» RECORDS SHOWN
"""

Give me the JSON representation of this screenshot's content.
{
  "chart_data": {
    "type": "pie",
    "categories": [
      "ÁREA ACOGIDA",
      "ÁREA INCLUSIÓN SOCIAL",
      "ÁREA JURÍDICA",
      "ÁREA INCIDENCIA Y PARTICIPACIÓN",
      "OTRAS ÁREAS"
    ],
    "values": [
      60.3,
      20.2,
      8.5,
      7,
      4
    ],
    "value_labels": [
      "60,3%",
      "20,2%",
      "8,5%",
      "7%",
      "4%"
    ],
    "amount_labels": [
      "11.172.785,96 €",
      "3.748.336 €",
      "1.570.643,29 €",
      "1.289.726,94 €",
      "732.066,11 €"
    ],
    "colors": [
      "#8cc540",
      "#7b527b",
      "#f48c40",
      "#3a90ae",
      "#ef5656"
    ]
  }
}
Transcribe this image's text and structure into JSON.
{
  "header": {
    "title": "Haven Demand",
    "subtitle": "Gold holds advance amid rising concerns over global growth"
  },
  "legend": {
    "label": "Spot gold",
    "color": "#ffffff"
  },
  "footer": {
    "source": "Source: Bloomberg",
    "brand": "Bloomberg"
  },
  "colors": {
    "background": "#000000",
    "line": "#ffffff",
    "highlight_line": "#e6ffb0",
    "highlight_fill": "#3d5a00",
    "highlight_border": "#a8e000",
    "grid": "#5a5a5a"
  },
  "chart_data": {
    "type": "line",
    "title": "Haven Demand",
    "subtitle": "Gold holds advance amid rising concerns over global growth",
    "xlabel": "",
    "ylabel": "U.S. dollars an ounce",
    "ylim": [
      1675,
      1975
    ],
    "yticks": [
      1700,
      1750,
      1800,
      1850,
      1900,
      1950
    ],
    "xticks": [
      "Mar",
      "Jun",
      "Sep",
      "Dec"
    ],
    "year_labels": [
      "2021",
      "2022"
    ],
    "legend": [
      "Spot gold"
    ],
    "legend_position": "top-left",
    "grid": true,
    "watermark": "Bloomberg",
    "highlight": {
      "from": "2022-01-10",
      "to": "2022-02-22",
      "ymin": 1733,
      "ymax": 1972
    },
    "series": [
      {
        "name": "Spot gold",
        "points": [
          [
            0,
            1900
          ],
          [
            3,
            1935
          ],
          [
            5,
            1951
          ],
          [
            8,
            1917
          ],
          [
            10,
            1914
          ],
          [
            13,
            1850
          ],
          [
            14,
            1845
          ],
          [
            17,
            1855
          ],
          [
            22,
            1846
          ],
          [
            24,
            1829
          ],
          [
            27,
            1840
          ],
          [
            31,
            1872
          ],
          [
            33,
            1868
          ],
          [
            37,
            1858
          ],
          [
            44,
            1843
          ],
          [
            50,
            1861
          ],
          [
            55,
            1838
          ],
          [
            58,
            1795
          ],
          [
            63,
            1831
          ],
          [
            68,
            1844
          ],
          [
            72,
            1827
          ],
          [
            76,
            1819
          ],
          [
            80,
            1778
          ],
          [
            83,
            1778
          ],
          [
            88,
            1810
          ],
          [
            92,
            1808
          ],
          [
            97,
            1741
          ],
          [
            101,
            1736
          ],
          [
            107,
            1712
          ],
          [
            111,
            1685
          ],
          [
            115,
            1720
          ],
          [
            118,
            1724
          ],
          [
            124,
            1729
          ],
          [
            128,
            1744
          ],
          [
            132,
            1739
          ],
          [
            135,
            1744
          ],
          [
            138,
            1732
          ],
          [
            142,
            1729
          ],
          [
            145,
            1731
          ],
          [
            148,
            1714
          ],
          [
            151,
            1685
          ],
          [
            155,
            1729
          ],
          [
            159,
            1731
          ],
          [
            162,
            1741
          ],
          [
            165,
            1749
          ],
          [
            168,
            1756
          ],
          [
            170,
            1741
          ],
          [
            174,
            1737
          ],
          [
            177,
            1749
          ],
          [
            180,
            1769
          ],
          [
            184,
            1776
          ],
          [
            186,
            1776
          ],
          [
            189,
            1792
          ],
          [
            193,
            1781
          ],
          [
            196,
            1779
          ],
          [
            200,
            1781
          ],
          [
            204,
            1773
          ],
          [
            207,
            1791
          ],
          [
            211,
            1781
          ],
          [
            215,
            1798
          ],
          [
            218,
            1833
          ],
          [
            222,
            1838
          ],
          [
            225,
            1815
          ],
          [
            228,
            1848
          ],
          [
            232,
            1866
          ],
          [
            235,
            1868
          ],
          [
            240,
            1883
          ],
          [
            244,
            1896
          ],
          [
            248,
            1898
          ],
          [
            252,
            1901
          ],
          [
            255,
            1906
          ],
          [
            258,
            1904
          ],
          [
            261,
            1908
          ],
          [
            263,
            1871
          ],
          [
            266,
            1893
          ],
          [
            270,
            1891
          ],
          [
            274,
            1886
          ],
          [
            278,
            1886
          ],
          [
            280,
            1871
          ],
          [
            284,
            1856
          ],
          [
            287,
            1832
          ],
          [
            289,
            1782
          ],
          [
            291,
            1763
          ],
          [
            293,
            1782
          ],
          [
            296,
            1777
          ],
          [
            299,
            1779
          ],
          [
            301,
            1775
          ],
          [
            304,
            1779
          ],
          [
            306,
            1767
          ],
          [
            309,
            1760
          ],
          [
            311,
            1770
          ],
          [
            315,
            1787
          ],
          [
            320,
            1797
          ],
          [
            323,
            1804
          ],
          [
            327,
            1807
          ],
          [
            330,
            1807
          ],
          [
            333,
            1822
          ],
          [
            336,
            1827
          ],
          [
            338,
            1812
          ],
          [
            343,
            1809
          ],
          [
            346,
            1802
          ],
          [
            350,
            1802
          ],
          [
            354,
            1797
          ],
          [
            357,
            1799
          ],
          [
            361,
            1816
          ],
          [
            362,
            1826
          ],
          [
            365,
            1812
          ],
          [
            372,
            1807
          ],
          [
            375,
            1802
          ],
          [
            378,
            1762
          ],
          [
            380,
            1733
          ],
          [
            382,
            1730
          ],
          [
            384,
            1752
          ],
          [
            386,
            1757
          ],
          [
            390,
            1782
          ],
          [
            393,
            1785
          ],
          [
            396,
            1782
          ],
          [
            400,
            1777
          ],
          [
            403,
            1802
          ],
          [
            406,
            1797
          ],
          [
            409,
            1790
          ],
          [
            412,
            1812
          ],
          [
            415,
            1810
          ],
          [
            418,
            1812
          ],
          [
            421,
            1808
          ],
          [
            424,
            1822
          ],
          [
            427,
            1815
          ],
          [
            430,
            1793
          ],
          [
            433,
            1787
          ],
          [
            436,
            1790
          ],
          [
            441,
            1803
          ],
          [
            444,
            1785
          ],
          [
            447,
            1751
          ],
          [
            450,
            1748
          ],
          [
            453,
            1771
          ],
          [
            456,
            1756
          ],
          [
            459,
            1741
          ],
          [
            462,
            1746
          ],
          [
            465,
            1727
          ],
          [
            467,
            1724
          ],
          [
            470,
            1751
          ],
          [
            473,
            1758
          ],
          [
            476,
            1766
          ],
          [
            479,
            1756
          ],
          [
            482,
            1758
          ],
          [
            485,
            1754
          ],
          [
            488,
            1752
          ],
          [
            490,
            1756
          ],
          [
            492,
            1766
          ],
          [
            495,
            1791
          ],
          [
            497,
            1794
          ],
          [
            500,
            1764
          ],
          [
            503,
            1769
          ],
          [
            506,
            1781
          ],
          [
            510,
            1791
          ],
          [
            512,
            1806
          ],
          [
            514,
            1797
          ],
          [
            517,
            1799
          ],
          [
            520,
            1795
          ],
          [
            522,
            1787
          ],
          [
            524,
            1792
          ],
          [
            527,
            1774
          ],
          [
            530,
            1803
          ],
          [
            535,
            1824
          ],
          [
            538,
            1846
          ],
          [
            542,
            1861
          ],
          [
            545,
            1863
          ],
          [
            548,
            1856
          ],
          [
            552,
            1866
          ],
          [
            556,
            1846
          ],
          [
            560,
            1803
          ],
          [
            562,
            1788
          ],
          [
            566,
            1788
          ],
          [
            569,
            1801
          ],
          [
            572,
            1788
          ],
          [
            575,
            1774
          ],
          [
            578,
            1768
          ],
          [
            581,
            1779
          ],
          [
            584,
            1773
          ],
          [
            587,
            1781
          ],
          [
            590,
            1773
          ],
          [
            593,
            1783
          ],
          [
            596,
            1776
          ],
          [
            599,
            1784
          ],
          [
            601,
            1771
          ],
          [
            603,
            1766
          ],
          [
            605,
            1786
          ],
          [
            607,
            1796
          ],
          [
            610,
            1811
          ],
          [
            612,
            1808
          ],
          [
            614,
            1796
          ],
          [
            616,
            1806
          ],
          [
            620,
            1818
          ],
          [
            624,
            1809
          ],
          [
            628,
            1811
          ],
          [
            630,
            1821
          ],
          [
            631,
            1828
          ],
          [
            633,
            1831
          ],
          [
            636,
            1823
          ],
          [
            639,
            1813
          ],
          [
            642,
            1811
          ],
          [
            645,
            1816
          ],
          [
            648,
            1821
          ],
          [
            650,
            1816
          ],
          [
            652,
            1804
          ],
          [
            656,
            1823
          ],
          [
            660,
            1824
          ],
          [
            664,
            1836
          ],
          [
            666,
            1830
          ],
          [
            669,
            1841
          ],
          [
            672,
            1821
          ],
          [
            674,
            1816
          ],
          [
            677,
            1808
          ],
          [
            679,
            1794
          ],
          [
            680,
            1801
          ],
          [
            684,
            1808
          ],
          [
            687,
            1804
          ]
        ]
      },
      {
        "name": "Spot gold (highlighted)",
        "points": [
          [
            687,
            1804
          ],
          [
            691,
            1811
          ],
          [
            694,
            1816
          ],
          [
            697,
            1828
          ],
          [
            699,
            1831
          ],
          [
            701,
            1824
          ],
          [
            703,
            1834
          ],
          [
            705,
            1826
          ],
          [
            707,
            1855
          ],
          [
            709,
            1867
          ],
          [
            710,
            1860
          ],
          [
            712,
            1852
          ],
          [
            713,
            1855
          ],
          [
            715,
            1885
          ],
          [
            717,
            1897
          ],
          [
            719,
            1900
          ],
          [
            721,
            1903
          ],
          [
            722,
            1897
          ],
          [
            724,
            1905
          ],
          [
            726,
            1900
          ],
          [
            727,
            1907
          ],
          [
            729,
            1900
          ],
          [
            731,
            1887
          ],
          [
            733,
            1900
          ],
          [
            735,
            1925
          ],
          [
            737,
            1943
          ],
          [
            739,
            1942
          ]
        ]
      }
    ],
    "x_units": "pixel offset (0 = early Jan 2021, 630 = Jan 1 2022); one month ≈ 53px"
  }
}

"""

» WHAT NEEDS TO BE DONE
Look through the entries above for the word "this". Copy every line where it shows up.

» THE RESPONSE
Give me the JSON representation of this screenshot's content.
Transcribe this image's text and structure into JSON.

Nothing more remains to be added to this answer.